** BEGIN THE RECORDS **

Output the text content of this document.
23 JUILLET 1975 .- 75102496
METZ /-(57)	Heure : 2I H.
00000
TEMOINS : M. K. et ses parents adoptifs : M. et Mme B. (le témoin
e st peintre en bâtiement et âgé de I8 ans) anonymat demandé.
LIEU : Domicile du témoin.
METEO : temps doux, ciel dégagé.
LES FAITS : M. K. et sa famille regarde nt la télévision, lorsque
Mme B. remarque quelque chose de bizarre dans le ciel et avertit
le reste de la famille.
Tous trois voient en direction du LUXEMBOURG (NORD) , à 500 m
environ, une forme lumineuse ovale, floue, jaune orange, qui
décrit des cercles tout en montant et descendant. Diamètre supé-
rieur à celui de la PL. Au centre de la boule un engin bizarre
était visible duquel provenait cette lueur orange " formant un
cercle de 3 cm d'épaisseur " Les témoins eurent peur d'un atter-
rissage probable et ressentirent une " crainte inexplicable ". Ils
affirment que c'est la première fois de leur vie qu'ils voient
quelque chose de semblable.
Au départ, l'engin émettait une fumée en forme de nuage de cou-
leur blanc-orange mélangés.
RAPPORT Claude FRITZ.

** END THE RECORDS **

■ TASK TO COMPLETE: Retype the entries exactly, including every line.

■ SOLUTION TO THE PROBLEM:
Output the text content of this document.
23 JUILLET 1975 .- 75102496
METZ /-(57)	Heure : 2I H.
00000
TEMOINS : M. K. et ses parents adoptifs : M. et Mme B. (le témoin
e st peintre en bâtiement et âgé de I8 ans) anonymat demandé.
LIEU : Domicile du témoin.
METEO : temps doux, ciel dégagé.
LES FAITS : M. K. et sa famille regarde nt la télévision, lorsque
Mme B. remarque quelque chose de bizarre dans le ciel et avertit
le reste de la famille.
Tous trois voient en direction du LUXEMBOURG (NORD) , à 500 m
environ, une forme lumineuse ovale, floue, jaune orange, qui
décrit des cercles tout en montant et descendant. Diamètre supé-
rieur à celui de la PL. Au centre de la boule un engin bizarre
était visible duquel provenait cette lueur orange " formant un
cercle de 3 cm d'épaisseur " Les témoins eurent peur d'un atter-
rissage probable et ressentirent une " crainte inexplicable ". Ils
affirment que c'est la première fois de leur vie qu'ils voient
quelque chose de semblable.
Au départ, l'engin émettait une fumée en forme de nuage de cou-
leur blanc-orange mélangés.
RAPPORT Claude FRITZ.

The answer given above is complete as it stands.